> [Supplied text]
________________

# Custom Document Dataset Generation

This notebook demonstrates how to generate forecasting questions from your own documents and files. You can use PDFs, text, CSV or other types of files as a data source for question generation.

In [None]:
%pip install lightningrod-ai

from IPython.display import clear_output
clear_output()

## Set up the client

Sign up at [dashboard.lightningrod.ai](https://dashboard.lightningrod.ai/?redirect=/api) to get your API key and **$50 of free credits**.

In Google Colab, go to the Secrets section (ðŸ”‘ icon in left sidebar) and add a secret named `LIGHTNINGROD_API_KEY` with your API key.

In [None]:
from google.colab import userdata
from lightningrod import LightningRod

api_key = userdata.get("LIGHTNINGROD_API_KEY")
lr = LightningRod(api_key=api_key)

## Create Input Dataset

Now we'll create Sample objects from our input files and upload them to create an input dataset that can be used for question generation.

> Tip: if you prefer more control, you can also generate these samples manually by chunking the input file(s) according to your needs.

In [6]:
from lightningrod import preprocessing

%pip install langchain-text-splitters
!git clone https://github.com/lightning-rod-labs/lightningrod-python-sdk

from IPython.display import clear_output
clear_output()

samples = preprocessing.files_to_samples("./data/sample_earnings_report.txt",)
print(f"Created {len(samples)} samples from chunks")

input_dataset = lr.datasets.create_from_samples(samples, batch_size=1000)
print(f"Created input dataset: {input_dataset.id}")
print(f"Total samples: {input_dataset.num_rows}")

________________

> [Work instructions]
1. Translate this sentence from the notebook text into Spanish: "You can use PDFs, text, CSV or other types of files as a data source for question generation."
2. Decide whether each statement agrees with the notebook text. Answer yes or no for each, and quote the deciding words of the notebook text exactly.
(a) In Google Colab, the API key is stored as a secret named LIGHTNINGROD_API_KEY.
(b) The samples must be created by manually chunking the input files.
(c) Signing up provides $100 of free credits.

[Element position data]
________________

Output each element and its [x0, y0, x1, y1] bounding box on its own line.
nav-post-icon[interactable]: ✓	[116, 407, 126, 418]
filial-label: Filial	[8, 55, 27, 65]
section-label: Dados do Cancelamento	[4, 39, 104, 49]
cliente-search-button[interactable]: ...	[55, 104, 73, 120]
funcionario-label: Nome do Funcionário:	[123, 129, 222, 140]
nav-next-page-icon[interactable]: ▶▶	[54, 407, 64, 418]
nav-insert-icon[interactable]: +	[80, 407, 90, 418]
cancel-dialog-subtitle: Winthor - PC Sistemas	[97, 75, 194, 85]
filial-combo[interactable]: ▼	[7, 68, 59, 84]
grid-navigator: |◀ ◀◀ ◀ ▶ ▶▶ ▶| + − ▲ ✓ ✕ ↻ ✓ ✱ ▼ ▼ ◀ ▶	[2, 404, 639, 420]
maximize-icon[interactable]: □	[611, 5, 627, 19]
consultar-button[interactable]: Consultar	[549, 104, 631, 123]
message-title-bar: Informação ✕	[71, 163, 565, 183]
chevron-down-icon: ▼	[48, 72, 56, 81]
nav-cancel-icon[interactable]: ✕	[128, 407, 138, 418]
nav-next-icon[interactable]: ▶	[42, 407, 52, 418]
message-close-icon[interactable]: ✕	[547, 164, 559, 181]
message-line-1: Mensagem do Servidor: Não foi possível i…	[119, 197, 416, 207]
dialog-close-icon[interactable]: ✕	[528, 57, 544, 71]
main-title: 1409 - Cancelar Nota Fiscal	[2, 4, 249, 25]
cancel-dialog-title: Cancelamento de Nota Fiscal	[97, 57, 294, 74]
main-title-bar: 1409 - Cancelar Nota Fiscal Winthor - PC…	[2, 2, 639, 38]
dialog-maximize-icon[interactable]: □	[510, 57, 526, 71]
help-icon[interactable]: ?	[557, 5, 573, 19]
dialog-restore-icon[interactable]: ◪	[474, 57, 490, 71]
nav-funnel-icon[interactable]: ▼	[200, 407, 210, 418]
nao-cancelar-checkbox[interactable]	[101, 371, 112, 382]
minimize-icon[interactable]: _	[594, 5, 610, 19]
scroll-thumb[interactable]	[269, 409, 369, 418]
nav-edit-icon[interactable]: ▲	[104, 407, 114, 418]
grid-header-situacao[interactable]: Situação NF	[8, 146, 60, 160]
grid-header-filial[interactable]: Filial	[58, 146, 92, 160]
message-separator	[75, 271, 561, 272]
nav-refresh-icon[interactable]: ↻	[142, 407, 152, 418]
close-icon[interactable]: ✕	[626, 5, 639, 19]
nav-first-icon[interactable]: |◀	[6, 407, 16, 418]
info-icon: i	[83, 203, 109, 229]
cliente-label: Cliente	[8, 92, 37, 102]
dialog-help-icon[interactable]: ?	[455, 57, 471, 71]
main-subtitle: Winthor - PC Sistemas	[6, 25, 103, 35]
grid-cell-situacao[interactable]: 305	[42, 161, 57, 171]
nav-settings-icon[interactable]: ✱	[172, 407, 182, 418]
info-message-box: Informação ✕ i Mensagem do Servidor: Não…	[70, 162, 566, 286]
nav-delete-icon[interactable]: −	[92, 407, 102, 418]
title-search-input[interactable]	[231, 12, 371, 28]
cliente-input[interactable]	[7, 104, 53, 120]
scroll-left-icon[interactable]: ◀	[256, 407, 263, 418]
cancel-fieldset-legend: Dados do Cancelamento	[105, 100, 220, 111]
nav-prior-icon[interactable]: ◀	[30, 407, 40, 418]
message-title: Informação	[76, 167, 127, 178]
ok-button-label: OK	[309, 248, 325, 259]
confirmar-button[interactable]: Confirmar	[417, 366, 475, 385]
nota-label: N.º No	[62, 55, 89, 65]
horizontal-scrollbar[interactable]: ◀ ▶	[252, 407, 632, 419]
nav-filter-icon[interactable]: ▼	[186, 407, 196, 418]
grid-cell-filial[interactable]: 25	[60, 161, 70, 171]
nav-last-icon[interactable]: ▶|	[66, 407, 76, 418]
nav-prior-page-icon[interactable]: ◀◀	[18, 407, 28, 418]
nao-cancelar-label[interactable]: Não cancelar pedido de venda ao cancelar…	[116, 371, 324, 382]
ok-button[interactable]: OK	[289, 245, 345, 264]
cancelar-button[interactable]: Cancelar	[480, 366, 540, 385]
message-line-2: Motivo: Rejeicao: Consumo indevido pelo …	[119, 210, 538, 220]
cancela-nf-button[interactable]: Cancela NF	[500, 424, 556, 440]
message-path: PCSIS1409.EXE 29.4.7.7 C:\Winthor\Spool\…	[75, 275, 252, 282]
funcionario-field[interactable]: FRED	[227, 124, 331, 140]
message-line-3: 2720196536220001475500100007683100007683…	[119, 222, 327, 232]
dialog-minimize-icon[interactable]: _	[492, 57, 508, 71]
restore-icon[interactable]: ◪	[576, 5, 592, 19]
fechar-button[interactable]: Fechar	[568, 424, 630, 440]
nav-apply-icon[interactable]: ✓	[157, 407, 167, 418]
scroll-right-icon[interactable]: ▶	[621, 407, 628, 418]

________________

> [Task results]
1. Puede usar archivos PDF, texto, CSV u otros tipos de archivos como fuente de datos para la generación de preguntas.

2.
(a) Yes: "add a secret named `LIGHTNINGROD_API_KEY` with your API key"
(b) No: "if you prefer more control, you can also generate these samples manually by chunking the input file(s) according to your needs"
(c) No: "$50 of free credits"